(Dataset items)
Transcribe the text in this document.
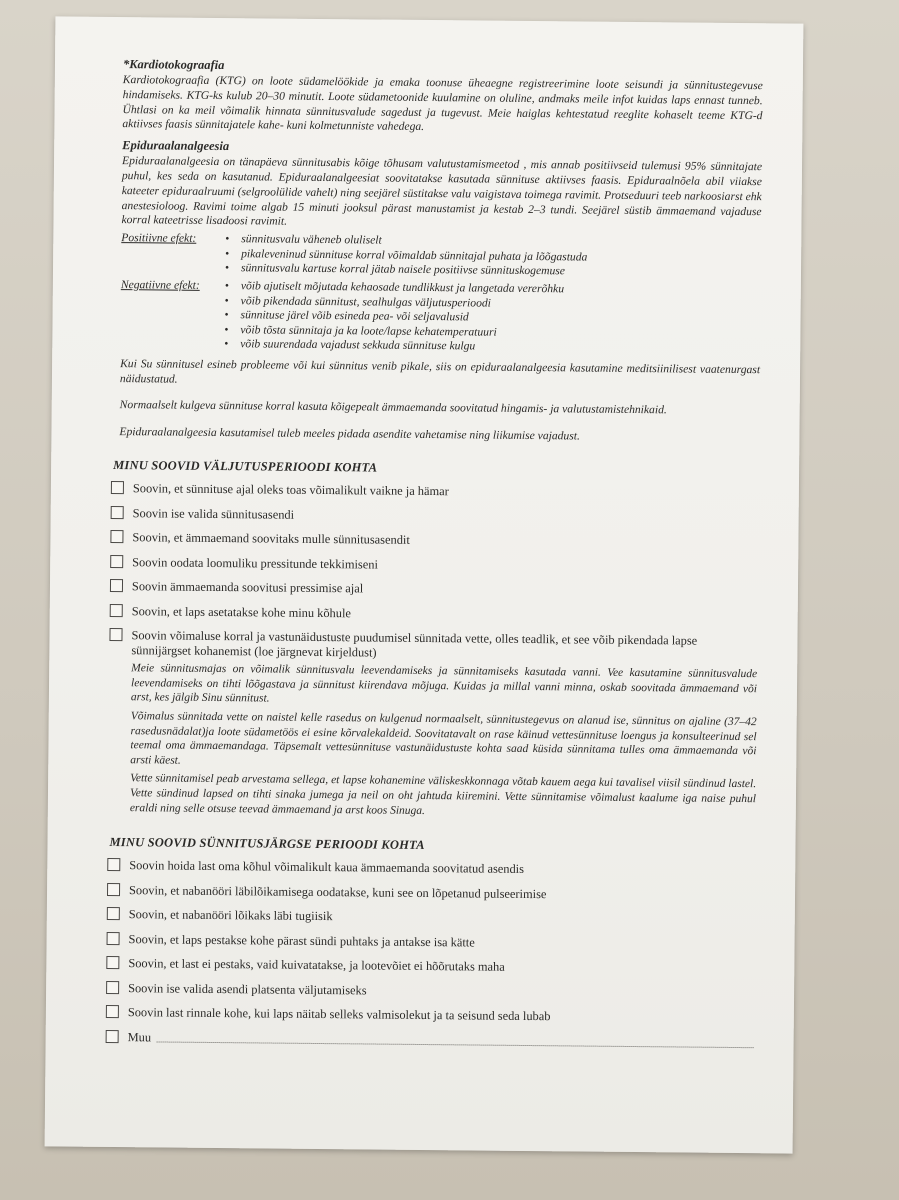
*Kardiotokograafia

Kardiotokograafia (KTG) on loote südamelöökide ja emaka toonuse üheaegne registreerimine loote seisundi ja sünnitustegevuse hindamiseks. KTG-ks kulub 20–30 minutit. Loote südametoonide kuulamine on oluline, andmaks meile infot kuidas laps ennast tunneb. Ühtlasi on ka meil võimalik hinnata sünnitusvalude sagedust ja tugevust. Meie haiglas kehtestatud reeglite kohaselt teeme KTG-d aktiivses faasis sünnitajatele kahe- kuni kolmetunniste vahedega.

Epiduraalanalgeesia

Epiduraalanalgeesia on tänapäeva sünnitusabis kõige tõhusam valutustamismeetod , mis annab positiivseid tulemusi 95% sünnitajate puhul, kes seda on kasutanud. Epiduraalanalgeesiat soovitatakse kasutada sünnituse aktiivses faasis. Epiduraalnõela abil viiakse kateeter epiduraalruumi (selgroolülide vahelt) ning seejärel süstitakse valu vaigistava toimega ravimit. Protseduuri teeb narkoosiarst ehk anestesioloog. Ravimi toime algab 15 minuti jooksul pärast manustamist ja kestab 2–3 tundi. Seejärel süstib ämmaemand vajaduse korral kateetrisse lisadoosi ravimit.

Positiivne efekt:	• sünnitusvalu väheneb oluliselt
• pikaleveninud sünnituse korral võimaldab sünnitajal puhata ja lõõgastuda
• sünnitusvalu kartuse korral jätab naisele positiivse sünnituskogemuse
Negatiivne efekt:	• võib ajutiselt mõjutada kehaosade tundlikkust ja langetada vererõhku
• võib pikendada sünnitust, sealhulgas väljutusperioodi
• sünnituse järel võib esineda pea- või seljavalusid
• võib tõsta sünnitaja ja ka loote/lapse kehatemperatuuri
• võib suurendada vajadust sekkuda sünnituse kulgu

Kui Su sünnitusel esineb probleeme või kui sünnitus venib pikale, siis on epiduraalanalgeesia kasutamine meditsiinilisest vaatenurgast näidustatud.

Normaalselt kulgeva sünnituse korral kasuta kõigepealt ämmaemanda soovitatud hingamis- ja valutustamistehnikaid.

Epiduraalanalgeesia kasutamisel tuleb meeles pidada asendite vahetamise ning liikumise vajadust.

MINU SOOVID VÄLJUTUSPERIOODI KOHTA
Soovin, et sünnituse ajal oleks toas võimalikult vaikne ja hämar
Soovin ise valida sünnitusasendi
Soovin, et ämmaemand soovitaks mulle sünnitusasendit
Soovin oodata loomuliku pressitunde tekkimiseni
Soovin ämmaemanda soovitusi pressimise ajal
Soovin, et laps asetatakse kohe minu kõhule
Soovin võimaluse korral ja vastunäidustuste puudumisel sünnitada vette, olles teadlik, et see võib pikendada lapse sünnijärgset kohanemist (loe järgnevat kirjeldust)

Meie sünnitusmajas on võimalik sünnitusvalu leevendamiseks ja sünnitamiseks kasutada vanni. Vee kasutamine sünnitusvalude leevendamiseks on tihti lõõgastava ja sünnitust kiirendava mõjuga. Kuidas ja millal vanni minna, oskab soovitada ämmaemand või arst, kes jälgib Sinu sünnitust.

Võimalus sünnitada vette on naistel kelle rasedus on kulgenud normaalselt, sünnitustegevus on alanud ise, sünnitus on ajaline (37–42 rasedusnädalat)ja loote südametöös ei esine kõrvalekaldeid. Soovitatavalt on rase käinud vettesünnituse loengus ja konsulteerinud sel teemal oma ämmaemandaga. Täpsemalt vettesünnituse vastunäidustuste kohta saad küsida sünnitama tulles oma ämmaemanda või arsti käest.

Vette sünnitamisel peab arvestama sellega, et lapse kohanemine väliskeskkonnaga võtab kauem aega kui tavalisel viisil sündinud lastel. Vette sündinud lapsed on tihti sinaka jumega ja neil on oht jahtuda kiiremini. Vette sünnitamise võimalust kaalume iga naise puhul eraldi ning selle otsuse teevad ämmaemand ja arst koos Sinuga.

MINU SOOVID SÜNNITUSJÄRGSE PERIOODI KOHTA
Soovin hoida last oma kõhul võimalikult kaua ämmaemanda soovitatud asendis
Soovin, et nabanööri läbilõikamisega oodatakse, kuni see on lõpetanud pulseerimise
Soovin, et nabanööri lõikaks läbi tugiisik
Soovin, et laps pestakse kohe pärast sündi puhtaks ja antakse isa kätte
Soovin, et last ei pestaks, vaid kuivatatakse, ja lootevõiet ei hõõrutaks maha
Soovin ise valida asendi platsenta väljutamiseks
Soovin last rinnale kohe, kui laps näitab selleks valmisolekut ja ta seisund seda lubab
Muu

What you should do »
Each record should be quoted exactly, with the images omitted.

The completed task »
Transcribe the text in this document.
*Kardiotokograafia

Kardiotokograafia (KTG) on loote südamelöökide ja emaka toonuse üheaegne registreerimine loote seisundi ja sünnitustegevuse hindamiseks. KTG-ks kulub 20–30 minutit. Loote südametoonide kuulamine on oluline, andmaks meile infot kuidas laps ennast tunneb. Ühtlasi on ka meil võimalik hinnata sünnitusvalude sagedust ja tugevust. Meie haiglas kehtestatud reeglite kohaselt teeme KTG-d aktiivses faasis sünnitajatele kahe- kuni kolmetunniste vahedega.

Epiduraalanalgeesia

Epiduraalanalgeesia on tänapäeva sünnitusabis kõige tõhusam valutustamismeetod , mis annab positiivseid tulemusi 95% sünnitajate puhul, kes seda on kasutanud. Epiduraalanalgeesiat soovitatakse kasutada sünnituse aktiivses faasis. Epiduraalnõela abil viiakse kateeter epiduraalruumi (selgroolülide vahelt) ning seejärel süstitakse valu vaigistava toimega ravimit. Protseduuri teeb narkoosiarst ehk anestesioloog. Ravimi toime algab 15 minuti jooksul pärast manustamist ja kestab 2–3 tundi. Seejärel süstib ämmaemand vajaduse korral kateetrisse lisadoosi ravimit.

Positiivne efekt:	• sünnitusvalu väheneb oluliselt
• pikaleveninud sünnituse korral võimaldab sünnitajal puhata ja lõõgastuda
• sünnitusvalu kartuse korral jätab naisele positiivse sünnituskogemuse
Negatiivne efekt:	• võib ajutiselt mõjutada kehaosade tundlikkust ja langetada vererõhku
• võib pikendada sünnitust, sealhulgas väljutusperioodi
• sünnituse järel võib esineda pea- või seljavalusid
• võib tõsta sünnitaja ja ka loote/lapse kehatemperatuuri
• võib suurendada vajadust sekkuda sünnituse kulgu

Kui Su sünnitusel esineb probleeme või kui sünnitus venib pikale, siis on epiduraalanalgeesia kasutamine meditsiinilisest vaatenurgast näidustatud.

Normaalselt kulgeva sünnituse korral kasuta kõigepealt ämmaemanda soovitatud hingamis- ja valutustamistehnikaid.

Epiduraalanalgeesia kasutamisel tuleb meeles pidada asendite vahetamise ning liikumise vajadust.

MINU SOOVID VÄLJUTUSPERIOODI KOHTA
Soovin, et sünnituse ajal oleks toas võimalikult vaikne ja hämar
Soovin ise valida sünnitusasendi
Soovin, et ämmaemand soovitaks mulle sünnitusasendit
Soovin oodata loomuliku pressitunde tekkimiseni
Soovin ämmaemanda soovitusi pressimise ajal
Soovin, et laps asetatakse kohe minu kõhule
Soovin võimaluse korral ja vastunäidustuste puudumisel sünnitada vette, olles teadlik, et see võib pikendada lapse sünnijärgset kohanemist (loe järgnevat kirjeldust)

Meie sünnitusmajas on võimalik sünnitusvalu leevendamiseks ja sünnitamiseks kasutada vanni. Vee kasutamine sünnitusvalude leevendamiseks on tihti lõõgastava ja sünnitust kiirendava mõjuga. Kuidas ja millal vanni minna, oskab soovitada ämmaemand või arst, kes jälgib Sinu sünnitust.

Võimalus sünnitada vette on naistel kelle rasedus on kulgenud normaalselt, sünnitustegevus on alanud ise, sünnitus on ajaline (37–42 rasedusnädalat)ja loote südametöös ei esine kõrvalekaldeid. Soovitatavalt on rase käinud vettesünnituse loengus ja konsulteerinud sel teemal oma ämmaemandaga. Täpsemalt vettesünnituse vastunäidustuste kohta saad küsida sünnitama tulles oma ämmaemanda või arsti käest.

Vette sünnitamisel peab arvestama sellega, et lapse kohanemine väliskeskkonnaga võtab kauem aega kui tavalisel viisil sündinud lastel. Vette sündinud lapsed on tihti sinaka jumega ja neil on oht jahtuda kiiremini. Vette sünnitamise võimalust kaalume iga naise puhul eraldi ning selle otsuse teevad ämmaemand ja arst koos Sinuga.

MINU SOOVID SÜNNITUSJÄRGSE PERIOODI KOHTA
Soovin hoida last oma kõhul võimalikult kaua ämmaemanda soovitatud asendis
Soovin, et nabanööri läbilõikamisega oodatakse, kuni see on lõpetanud pulseerimise
Soovin, et nabanööri lõikaks läbi tugiisik
Soovin, et laps pestakse kohe pärast sündi puhtaks ja antakse isa kätte
Soovin, et last ei pestaks, vaid kuivatatakse, ja lootevõiet ei hõõrutaks maha
Soovin ise valida asendi platsenta väljutamiseks
Soovin last rinnale kohe, kui laps näitab selleks valmisolekut ja ta seisund seda lubab
Muu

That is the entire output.